[Dataset entries on figures]
+++++

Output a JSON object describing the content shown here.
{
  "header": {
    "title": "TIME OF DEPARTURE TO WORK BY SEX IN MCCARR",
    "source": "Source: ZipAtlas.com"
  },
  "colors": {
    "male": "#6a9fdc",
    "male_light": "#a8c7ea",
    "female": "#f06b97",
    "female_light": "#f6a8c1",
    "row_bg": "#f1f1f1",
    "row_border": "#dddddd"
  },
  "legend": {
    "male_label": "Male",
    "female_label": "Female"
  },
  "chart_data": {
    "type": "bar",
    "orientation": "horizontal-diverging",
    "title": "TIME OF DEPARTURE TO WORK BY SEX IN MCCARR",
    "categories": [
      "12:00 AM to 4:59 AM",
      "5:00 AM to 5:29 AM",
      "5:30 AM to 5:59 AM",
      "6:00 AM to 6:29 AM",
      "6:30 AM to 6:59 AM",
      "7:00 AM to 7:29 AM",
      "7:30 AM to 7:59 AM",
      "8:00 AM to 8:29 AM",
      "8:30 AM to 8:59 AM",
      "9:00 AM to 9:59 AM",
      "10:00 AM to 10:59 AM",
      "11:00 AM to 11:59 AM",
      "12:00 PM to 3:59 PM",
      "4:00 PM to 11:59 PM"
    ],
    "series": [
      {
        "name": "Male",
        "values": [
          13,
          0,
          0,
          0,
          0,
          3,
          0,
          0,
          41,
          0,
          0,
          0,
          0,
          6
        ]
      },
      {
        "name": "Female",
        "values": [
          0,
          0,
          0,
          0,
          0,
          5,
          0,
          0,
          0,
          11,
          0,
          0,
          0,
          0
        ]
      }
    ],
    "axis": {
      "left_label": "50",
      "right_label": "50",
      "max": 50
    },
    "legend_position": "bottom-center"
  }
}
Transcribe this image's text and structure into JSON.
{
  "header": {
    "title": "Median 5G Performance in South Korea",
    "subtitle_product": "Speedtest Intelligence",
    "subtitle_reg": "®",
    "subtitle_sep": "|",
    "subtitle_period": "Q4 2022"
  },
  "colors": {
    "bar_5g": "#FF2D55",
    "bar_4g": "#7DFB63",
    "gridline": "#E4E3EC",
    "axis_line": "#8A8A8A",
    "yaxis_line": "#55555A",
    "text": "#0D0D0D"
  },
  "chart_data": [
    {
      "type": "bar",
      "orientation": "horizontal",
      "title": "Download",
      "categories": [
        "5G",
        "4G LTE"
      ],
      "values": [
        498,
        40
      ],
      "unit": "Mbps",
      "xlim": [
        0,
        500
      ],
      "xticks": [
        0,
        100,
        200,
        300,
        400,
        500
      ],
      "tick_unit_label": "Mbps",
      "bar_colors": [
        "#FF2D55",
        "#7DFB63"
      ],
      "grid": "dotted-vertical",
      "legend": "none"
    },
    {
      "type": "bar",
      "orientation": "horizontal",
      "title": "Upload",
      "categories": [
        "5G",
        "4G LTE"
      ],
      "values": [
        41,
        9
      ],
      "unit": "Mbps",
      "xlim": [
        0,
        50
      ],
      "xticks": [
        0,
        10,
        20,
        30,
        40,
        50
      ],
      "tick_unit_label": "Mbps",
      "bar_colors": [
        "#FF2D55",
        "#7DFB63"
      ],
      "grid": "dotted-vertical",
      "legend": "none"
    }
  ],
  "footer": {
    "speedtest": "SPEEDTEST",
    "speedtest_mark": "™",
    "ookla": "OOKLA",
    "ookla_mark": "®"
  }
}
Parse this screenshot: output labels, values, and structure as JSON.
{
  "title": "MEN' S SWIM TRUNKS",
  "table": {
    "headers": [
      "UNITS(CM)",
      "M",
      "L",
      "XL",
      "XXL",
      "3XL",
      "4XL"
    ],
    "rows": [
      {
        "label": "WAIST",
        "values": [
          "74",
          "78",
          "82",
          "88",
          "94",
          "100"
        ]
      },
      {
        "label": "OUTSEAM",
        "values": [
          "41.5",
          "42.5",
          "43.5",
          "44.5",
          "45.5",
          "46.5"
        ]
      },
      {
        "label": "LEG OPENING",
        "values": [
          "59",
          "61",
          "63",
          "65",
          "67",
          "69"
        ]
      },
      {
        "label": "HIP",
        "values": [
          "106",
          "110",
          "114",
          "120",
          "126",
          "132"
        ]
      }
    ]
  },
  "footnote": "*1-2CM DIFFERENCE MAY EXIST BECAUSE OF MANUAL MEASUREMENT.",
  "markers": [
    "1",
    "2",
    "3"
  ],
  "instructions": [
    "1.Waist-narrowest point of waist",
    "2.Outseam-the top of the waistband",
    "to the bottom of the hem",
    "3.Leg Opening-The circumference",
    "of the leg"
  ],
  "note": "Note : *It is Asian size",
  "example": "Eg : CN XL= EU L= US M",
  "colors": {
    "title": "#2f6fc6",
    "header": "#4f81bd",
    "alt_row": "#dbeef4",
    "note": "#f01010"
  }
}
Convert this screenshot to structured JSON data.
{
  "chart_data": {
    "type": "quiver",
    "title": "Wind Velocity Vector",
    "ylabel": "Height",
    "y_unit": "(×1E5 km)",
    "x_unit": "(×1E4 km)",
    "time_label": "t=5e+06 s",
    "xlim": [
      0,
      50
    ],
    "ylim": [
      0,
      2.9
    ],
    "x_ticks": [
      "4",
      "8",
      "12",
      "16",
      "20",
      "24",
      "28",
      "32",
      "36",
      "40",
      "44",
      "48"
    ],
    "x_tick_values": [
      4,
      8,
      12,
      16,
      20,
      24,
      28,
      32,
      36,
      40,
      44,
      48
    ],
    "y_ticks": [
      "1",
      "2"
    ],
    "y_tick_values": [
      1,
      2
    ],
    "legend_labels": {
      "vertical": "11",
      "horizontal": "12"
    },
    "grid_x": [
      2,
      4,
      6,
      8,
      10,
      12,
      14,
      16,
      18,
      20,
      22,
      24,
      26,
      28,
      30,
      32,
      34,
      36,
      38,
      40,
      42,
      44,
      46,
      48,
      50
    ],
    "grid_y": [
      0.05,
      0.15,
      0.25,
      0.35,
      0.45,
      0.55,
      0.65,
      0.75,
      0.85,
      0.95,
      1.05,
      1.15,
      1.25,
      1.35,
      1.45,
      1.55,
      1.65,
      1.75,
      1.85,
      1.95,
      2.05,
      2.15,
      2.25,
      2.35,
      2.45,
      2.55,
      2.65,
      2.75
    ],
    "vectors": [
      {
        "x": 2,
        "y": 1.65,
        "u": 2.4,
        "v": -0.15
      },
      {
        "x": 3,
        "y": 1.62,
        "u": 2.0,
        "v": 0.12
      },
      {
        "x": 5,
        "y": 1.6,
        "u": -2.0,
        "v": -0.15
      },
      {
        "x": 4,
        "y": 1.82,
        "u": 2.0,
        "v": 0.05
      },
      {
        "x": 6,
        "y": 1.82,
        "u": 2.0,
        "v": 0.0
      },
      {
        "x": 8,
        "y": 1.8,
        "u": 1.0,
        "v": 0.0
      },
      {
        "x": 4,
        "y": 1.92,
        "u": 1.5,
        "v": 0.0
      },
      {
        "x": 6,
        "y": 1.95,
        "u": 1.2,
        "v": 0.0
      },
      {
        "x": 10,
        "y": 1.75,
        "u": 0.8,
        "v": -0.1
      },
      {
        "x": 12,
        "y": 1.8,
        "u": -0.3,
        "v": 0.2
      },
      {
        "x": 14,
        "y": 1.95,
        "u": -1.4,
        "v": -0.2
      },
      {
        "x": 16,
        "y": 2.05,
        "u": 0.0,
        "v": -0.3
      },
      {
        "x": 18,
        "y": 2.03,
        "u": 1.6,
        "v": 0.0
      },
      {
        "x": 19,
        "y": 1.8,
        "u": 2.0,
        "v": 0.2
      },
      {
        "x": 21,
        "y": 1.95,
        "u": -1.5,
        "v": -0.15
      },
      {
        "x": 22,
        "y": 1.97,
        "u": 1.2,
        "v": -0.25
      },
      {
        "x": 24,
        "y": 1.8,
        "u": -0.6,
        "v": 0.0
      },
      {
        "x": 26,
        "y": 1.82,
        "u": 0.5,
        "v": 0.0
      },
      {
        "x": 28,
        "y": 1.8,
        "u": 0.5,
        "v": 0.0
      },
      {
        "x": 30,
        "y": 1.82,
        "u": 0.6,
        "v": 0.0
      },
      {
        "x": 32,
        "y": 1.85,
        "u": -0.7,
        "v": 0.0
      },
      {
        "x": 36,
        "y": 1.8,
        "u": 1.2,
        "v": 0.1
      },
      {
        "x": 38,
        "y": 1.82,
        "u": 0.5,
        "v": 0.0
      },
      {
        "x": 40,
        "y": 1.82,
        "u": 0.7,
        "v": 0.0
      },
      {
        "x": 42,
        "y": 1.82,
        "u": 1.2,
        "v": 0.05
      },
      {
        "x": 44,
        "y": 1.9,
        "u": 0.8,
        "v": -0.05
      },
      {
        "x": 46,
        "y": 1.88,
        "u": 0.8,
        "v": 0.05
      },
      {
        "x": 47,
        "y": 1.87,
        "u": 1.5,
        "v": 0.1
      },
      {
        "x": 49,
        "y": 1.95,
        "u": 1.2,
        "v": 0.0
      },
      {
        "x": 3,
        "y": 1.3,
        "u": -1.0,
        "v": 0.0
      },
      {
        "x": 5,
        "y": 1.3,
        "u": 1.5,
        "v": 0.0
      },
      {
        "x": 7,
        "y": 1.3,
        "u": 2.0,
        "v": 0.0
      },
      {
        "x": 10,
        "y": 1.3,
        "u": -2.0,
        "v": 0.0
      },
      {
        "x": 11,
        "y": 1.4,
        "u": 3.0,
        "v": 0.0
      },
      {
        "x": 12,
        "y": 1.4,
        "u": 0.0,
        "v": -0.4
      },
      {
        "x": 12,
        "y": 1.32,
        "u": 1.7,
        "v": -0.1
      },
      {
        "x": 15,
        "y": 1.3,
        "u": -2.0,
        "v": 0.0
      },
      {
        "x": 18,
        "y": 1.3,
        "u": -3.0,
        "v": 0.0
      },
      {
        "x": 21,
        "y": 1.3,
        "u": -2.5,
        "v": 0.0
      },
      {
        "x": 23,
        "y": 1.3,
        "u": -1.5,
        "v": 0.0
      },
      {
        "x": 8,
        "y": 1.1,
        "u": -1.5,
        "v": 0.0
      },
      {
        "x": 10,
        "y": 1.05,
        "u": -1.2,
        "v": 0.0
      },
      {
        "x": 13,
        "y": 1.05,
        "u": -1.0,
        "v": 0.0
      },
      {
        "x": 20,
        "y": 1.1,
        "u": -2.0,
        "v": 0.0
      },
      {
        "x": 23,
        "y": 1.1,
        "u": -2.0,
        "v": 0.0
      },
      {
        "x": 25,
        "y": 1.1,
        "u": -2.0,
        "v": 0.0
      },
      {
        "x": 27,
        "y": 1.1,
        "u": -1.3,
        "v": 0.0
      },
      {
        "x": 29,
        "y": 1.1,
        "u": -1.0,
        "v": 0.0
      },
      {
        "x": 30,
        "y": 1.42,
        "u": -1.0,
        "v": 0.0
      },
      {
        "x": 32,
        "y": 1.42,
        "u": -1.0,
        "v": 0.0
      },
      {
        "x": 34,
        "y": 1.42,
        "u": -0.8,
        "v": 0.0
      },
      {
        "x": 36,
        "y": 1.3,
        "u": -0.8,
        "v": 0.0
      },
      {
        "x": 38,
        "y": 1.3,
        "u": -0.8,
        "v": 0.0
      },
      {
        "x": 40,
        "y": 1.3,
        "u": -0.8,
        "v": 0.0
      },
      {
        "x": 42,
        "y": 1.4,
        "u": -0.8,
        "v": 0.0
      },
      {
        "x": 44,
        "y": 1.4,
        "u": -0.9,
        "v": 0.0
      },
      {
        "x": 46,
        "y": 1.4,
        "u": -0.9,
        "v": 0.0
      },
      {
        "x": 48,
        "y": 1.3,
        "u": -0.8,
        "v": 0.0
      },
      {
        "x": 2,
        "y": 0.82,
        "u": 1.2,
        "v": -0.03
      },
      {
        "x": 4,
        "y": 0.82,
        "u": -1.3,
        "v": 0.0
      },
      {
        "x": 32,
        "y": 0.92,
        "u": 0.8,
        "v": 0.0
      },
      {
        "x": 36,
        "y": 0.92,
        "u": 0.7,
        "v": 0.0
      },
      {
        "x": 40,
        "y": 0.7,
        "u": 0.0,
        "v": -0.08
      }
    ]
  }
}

+++++

* Problem *
How many of the lines above contain the string "bottom"? Give the number only.

* Exercise result *
2